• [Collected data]
#####
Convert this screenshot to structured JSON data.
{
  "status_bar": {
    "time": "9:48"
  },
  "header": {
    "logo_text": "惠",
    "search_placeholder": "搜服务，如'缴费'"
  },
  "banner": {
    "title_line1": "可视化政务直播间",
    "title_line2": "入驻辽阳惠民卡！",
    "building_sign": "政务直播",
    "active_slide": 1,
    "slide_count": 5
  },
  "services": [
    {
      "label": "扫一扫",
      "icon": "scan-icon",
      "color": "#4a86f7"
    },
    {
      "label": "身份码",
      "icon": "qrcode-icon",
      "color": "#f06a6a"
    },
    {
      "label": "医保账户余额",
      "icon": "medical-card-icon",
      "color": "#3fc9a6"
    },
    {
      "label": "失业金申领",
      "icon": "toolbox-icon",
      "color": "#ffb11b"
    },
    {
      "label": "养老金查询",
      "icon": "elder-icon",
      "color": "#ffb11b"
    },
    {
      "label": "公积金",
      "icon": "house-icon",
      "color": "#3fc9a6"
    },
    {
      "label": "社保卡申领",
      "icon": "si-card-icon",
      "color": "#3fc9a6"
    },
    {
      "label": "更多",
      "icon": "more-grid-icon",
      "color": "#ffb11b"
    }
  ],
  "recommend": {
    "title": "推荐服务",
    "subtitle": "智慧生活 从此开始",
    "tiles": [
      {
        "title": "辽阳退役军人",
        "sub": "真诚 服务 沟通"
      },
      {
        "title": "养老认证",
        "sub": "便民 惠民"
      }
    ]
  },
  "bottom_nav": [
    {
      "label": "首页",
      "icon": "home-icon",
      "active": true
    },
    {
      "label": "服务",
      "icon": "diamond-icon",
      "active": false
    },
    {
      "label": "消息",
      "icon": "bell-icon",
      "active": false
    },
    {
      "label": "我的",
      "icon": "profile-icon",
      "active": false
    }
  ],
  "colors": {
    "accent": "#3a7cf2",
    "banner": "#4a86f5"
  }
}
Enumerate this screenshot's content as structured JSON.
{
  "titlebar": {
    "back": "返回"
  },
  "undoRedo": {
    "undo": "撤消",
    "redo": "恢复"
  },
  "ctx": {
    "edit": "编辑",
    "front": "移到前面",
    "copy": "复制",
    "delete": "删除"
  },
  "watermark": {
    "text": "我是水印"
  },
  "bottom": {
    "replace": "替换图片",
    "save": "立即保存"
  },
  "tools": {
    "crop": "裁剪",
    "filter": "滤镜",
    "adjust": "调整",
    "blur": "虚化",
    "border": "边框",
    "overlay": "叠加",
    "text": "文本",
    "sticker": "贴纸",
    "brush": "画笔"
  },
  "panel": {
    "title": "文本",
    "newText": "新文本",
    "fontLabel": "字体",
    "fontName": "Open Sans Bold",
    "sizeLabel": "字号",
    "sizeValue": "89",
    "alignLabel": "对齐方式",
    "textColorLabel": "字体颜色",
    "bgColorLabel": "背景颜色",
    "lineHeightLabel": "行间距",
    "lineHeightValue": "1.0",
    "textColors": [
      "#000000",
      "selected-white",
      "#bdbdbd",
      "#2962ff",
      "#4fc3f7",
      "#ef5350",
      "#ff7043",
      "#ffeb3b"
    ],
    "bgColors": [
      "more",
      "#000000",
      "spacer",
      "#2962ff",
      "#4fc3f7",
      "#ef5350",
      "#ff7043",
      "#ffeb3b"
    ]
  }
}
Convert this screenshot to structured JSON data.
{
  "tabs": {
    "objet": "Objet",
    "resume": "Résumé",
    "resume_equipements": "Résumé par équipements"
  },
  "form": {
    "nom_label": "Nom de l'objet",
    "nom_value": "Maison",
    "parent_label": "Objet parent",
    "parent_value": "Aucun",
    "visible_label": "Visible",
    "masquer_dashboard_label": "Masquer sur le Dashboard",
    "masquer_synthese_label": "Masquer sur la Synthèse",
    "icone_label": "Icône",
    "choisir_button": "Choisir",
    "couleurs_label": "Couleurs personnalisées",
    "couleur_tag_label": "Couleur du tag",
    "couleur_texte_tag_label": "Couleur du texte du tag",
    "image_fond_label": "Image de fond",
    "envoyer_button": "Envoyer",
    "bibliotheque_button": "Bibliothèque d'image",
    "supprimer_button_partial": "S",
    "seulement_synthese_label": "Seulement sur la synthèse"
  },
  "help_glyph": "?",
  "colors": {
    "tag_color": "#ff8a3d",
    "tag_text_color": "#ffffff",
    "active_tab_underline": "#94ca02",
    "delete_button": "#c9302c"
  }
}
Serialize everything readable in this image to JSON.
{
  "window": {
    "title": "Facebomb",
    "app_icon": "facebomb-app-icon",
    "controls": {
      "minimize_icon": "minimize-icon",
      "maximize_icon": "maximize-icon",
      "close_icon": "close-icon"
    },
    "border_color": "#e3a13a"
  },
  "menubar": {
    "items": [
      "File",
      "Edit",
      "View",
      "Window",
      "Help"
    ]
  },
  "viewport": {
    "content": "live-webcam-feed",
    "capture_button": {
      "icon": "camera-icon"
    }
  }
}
#####
• [THE REQUEST] All of the data above should be transcribed exactly.

• [RESPONSE TO THIS TASK]
Convert this screenshot to structured JSON data.
{
  "status_bar": {
    "time": "9:48"
  },
  "header": {
    "logo_text": "惠",
    "search_placeholder": "搜服务，如'缴费'"
  },
  "banner": {
    "title_line1": "可视化政务直播间",
    "title_line2": "入驻辽阳惠民卡！",
    "building_sign": "政务直播",
    "active_slide": 1,
    "slide_count": 5
  },
  "services": [
    {
      "label": "扫一扫",
      "icon": "scan-icon",
      "color": "#4a86f7"
    },
    {
      "label": "身份码",
      "icon": "qrcode-icon",
      "color": "#f06a6a"
    },
    {
      "label": "医保账户余额",
      "icon": "medical-card-icon",
      "color": "#3fc9a6"
    },
    {
      "label": "失业金申领",
      "icon": "toolbox-icon",
      "color": "#ffb11b"
    },
    {
      "label": "养老金查询",
      "icon": "elder-icon",
      "color": "#ffb11b"
    },
    {
      "label": "公积金",
      "icon": "house-icon",
      "color": "#3fc9a6"
    },
    {
      "label": "社保卡申领",
      "icon": "si-card-icon",
      "color": "#3fc9a6"
    },
    {
      "label": "更多",
      "icon": "more-grid-icon",
      "color": "#ffb11b"
    }
  ],
  "recommend": {
    "title": "推荐服务",
    "subtitle": "智慧生活 从此开始",
    "tiles": [
      {
        "title": "辽阳退役军人",
        "sub": "真诚 服务 沟通"
      },
      {
        "title": "养老认证",
        "sub": "便民 惠民"
      }
    ]
  },
  "bottom_nav": [
    {
      "label": "首页",
      "icon": "home-icon",
      "active": true
    },
    {
      "label": "服务",
      "icon": "diamond-icon",
      "active": false
    },
    {
      "label": "消息",
      "icon": "bell-icon",
      "active": false
    },
    {
      "label": "我的",
      "icon": "profile-icon",
      "active": false
    }
  ],
  "colors": {
    "accent": "#3a7cf2",
    "banner": "#4a86f5"
  }
}
Enumerate this screenshot's content as structured JSON.
{
  "titlebar": {
    "back": "返回"
  },
  "undoRedo": {
    "undo": "撤消",
    "redo": "恢复"
  },
  "ctx": {
    "edit": "编辑",
    "front": "移到前面",
    "copy": "复制",
    "delete": "删除"
  },
  "watermark": {
    "text": "我是水印"
  },
  "bottom": {
    "replace": "替换图片",
    "save": "立即保存"
  },
  "tools": {
    "crop": "裁剪",
    "filter": "滤镜",
    "adjust": "调整",
    "blur": "虚化",
    "border": "边框",
    "overlay": "叠加",
    "text": "文本",
    "sticker": "贴纸",
    "brush": "画笔"
  },
  "panel": {
    "title": "文本",
    "newText": "新文本",
    "fontLabel": "字体",
    "fontName": "Open Sans Bold",
    "sizeLabel": "字号",
    "sizeValue": "89",
    "alignLabel": "对齐方式",
    "textColorLabel": "字体颜色",
    "bgColorLabel": "背景颜色",
    "lineHeightLabel": "行间距",
    "lineHeightValue": "1.0",
    "textColors": [
      "#000000",
      "selected-white",
      "#bdbdbd",
      "#2962ff",
      "#4fc3f7",
      "#ef5350",
      "#ff7043",
      "#ffeb3b"
    ],
    "bgColors": [
      "more",
      "#000000",
      "spacer",
      "#2962ff",
      "#4fc3f7",
      "#ef5350",
      "#ff7043",
      "#ffeb3b"
    ]
  }
}
Convert this screenshot to structured JSON data.
{
  "tabs": {
    "objet": "Objet",
    "resume": "Résumé",
    "resume_equipements": "Résumé par équipements"
  },
  "form": {
    "nom_label": "Nom de l'objet",
    "nom_value": "Maison",
    "parent_label": "Objet parent",
    "parent_value": "Aucun",
    "visible_label": "Visible",
    "masquer_dashboard_label": "Masquer sur le Dashboard",
    "masquer_synthese_label": "Masquer sur la Synthèse",
    "icone_label": "Icône",
    "choisir_button": "Choisir",
    "couleurs_label": "Couleurs personnalisées",
    "couleur_tag_label": "Couleur du tag",
    "couleur_texte_tag_label": "Couleur du texte du tag",
    "image_fond_label": "Image de fond",
    "envoyer_button": "Envoyer",
    "bibliotheque_button": "Bibliothèque d'image",
    "supprimer_button_partial": "S",
    "seulement_synthese_label": "Seulement sur la synthèse"
  },
  "help_glyph": "?",
  "colors": {
    "tag_color": "#ff8a3d",
    "tag_text_color": "#ffffff",
    "active_tab_underline": "#94ca02",
    "delete_button": "#c9302c"
  }
}
Serialize everything readable in this image to JSON.
{
  "window": {
    "title": "Facebomb",
    "app_icon": "facebomb-app-icon",
    "controls": {
      "minimize_icon": "minimize-icon",
      "maximize_icon": "maximize-icon",
      "close_icon": "close-icon"
    },
    "border_color": "#e3a13a"
  },
  "menubar": {
    "items": [
      "File",
      "Edit",
      "View",
      "Window",
      "Help"
    ]
  },
  "viewport": {
    "content": "live-webcam-feed",
    "capture_button": {
      "icon": "camera-icon"
    }
  }
}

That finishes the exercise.